→ EXERCISE PROMPT
Each line below must be set down exactly; omit any image you find.

→ RECORDS FOR THE EXERCISE
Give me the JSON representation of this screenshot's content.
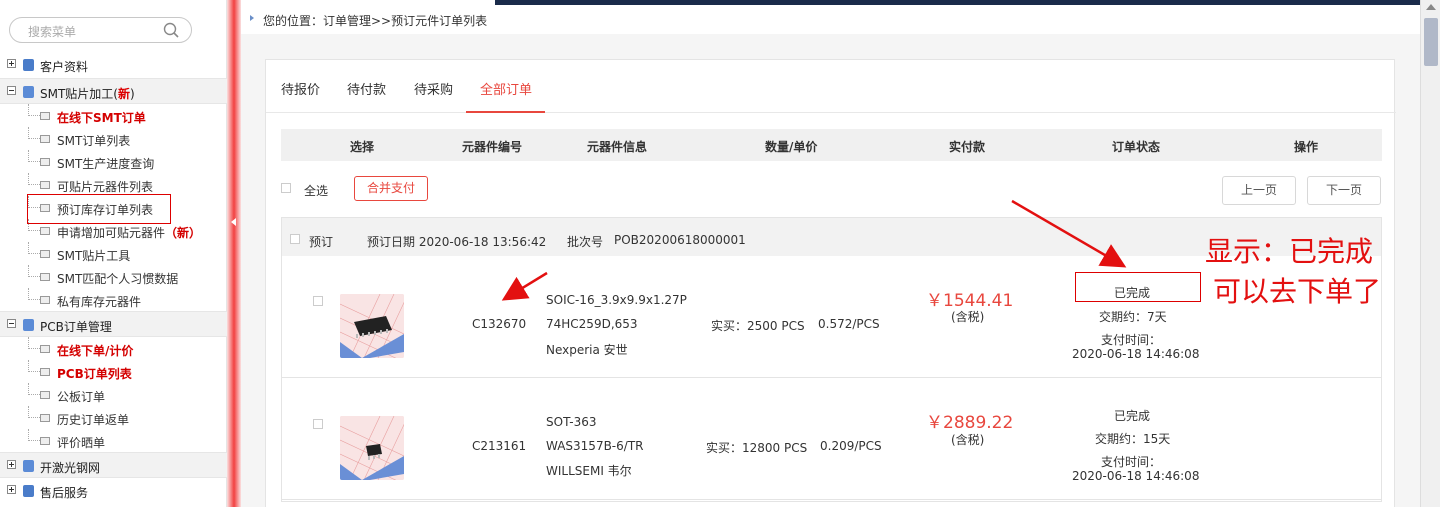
{
  "search": {
    "placeholder": "搜索菜单"
  },
  "sidebar": {
    "groups": [
      {
        "label": "客户资料"
      },
      {
        "label": "SMT贴片加工(",
        "badge": "新",
        "tail": ")"
      },
      {
        "label": "PCB订单管理"
      },
      {
        "label": "开激光钢网"
      },
      {
        "label": "售后服务"
      }
    ],
    "smt_items": [
      "在线下SMT订单",
      "SMT订单列表",
      "SMT生产进度查询",
      "可贴片元器件列表",
      "预订库存订单列表",
      "申请增加可贴元器件",
      "SMT贴片工具",
      "SMT匹配个人习惯数据",
      "私有库存元器件"
    ],
    "smt_new_badge": "（新）",
    "pcb_items": [
      "在线下单/计价",
      "PCB订单列表",
      "公板订单",
      "历史订单返单",
      "评价晒单"
    ]
  },
  "breadcrumb": "您的位置：订单管理>>预订元件订单列表",
  "tabs": [
    "待报价",
    "待付款",
    "待采购",
    "全部订单"
  ],
  "table": {
    "headers": [
      "选择",
      "元器件编号",
      "元器件信息",
      "数量/单价",
      "实付款",
      "订单状态",
      "操作"
    ]
  },
  "toolbar": {
    "select_all": "全选",
    "merge_pay": "合并支付",
    "prev_page": "上一页",
    "next_page": "下一页"
  },
  "order": {
    "type": "预订",
    "date_label": "预订日期 2020-06-18 13:56:42",
    "batch_label": "批次号",
    "batch_no": "POB20200618000001",
    "rows": [
      {
        "part_no": "C132670",
        "info": [
          "SOIC-16_3.9x9.9x1.27P",
          "74HC259D,653",
          "Nexperia 安世"
        ],
        "qty": "实买：2500 PCS",
        "unit": "0.572/PCS",
        "price": "￥1544.41",
        "tax": "(含税)",
        "status": "已完成",
        "lead": "交期约：7天",
        "paid_label": "支付时间：",
        "paid_time": "2020-06-18 14:46:08"
      },
      {
        "part_no": "C213161",
        "info": [
          "SOT-363",
          "WAS3157B-6/TR",
          "WILLSEMI 韦尔"
        ],
        "qty": "实买：12800 PCS",
        "unit": "0.209/PCS",
        "price": "￥2889.22",
        "tax": "(含税)",
        "status": "已完成",
        "lead": "交期约：15天",
        "paid_label": "支付时间：",
        "paid_time": "2020-06-18 14:46:08"
      }
    ]
  },
  "annotation": {
    "line1": "显示：已完成",
    "line2": "可以去下单了"
  },
  "colors": {
    "accent": "#e8473e",
    "annotation": "#e31010"
  }
}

→ ANSWER IN FULL
Give me the JSON representation of this screenshot's content.
{
  "search": {
    "placeholder": "搜索菜单"
  },
  "sidebar": {
    "groups": [
      {
        "label": "客户资料"
      },
      {
        "label": "SMT贴片加工(",
        "badge": "新",
        "tail": ")"
      },
      {
        "label": "PCB订单管理"
      },
      {
        "label": "开激光钢网"
      },
      {
        "label": "售后服务"
      }
    ],
    "smt_items": [
      "在线下SMT订单",
      "SMT订单列表",
      "SMT生产进度查询",
      "可贴片元器件列表",
      "预订库存订单列表",
      "申请增加可贴元器件",
      "SMT贴片工具",
      "SMT匹配个人习惯数据",
      "私有库存元器件"
    ],
    "smt_new_badge": "（新）",
    "pcb_items": [
      "在线下单/计价",
      "PCB订单列表",
      "公板订单",
      "历史订单返单",
      "评价晒单"
    ]
  },
  "breadcrumb": "您的位置：订单管理>>预订元件订单列表",
  "tabs": [
    "待报价",
    "待付款",
    "待采购",
    "全部订单"
  ],
  "table": {
    "headers": [
      "选择",
      "元器件编号",
      "元器件信息",
      "数量/单价",
      "实付款",
      "订单状态",
      "操作"
    ]
  },
  "toolbar": {
    "select_all": "全选",
    "merge_pay": "合并支付",
    "prev_page": "上一页",
    "next_page": "下一页"
  },
  "order": {
    "type": "预订",
    "date_label": "预订日期 2020-06-18 13:56:42",
    "batch_label": "批次号",
    "batch_no": "POB20200618000001",
    "rows": [
      {
        "part_no": "C132670",
        "info": [
          "SOIC-16_3.9x9.9x1.27P",
          "74HC259D,653",
          "Nexperia 安世"
        ],
        "qty": "实买：2500 PCS",
        "unit": "0.572/PCS",
        "price": "￥1544.41",
        "tax": "(含税)",
        "status": "已完成",
        "lead": "交期约：7天",
        "paid_label": "支付时间：",
        "paid_time": "2020-06-18 14:46:08"
      },
      {
        "part_no": "C213161",
        "info": [
          "SOT-363",
          "WAS3157B-6/TR",
          "WILLSEMI 韦尔"
        ],
        "qty": "实买：12800 PCS",
        "unit": "0.209/PCS",
        "price": "￥2889.22",
        "tax": "(含税)",
        "status": "已完成",
        "lead": "交期约：15天",
        "paid_label": "支付时间：",
        "paid_time": "2020-06-18 14:46:08"
      }
    ]
  },
  "annotation": {
    "line1": "显示：已完成",
    "line2": "可以去下单了"
  },
  "colors": {
    "accent": "#e8473e",
    "annotation": "#e31010"
  }
}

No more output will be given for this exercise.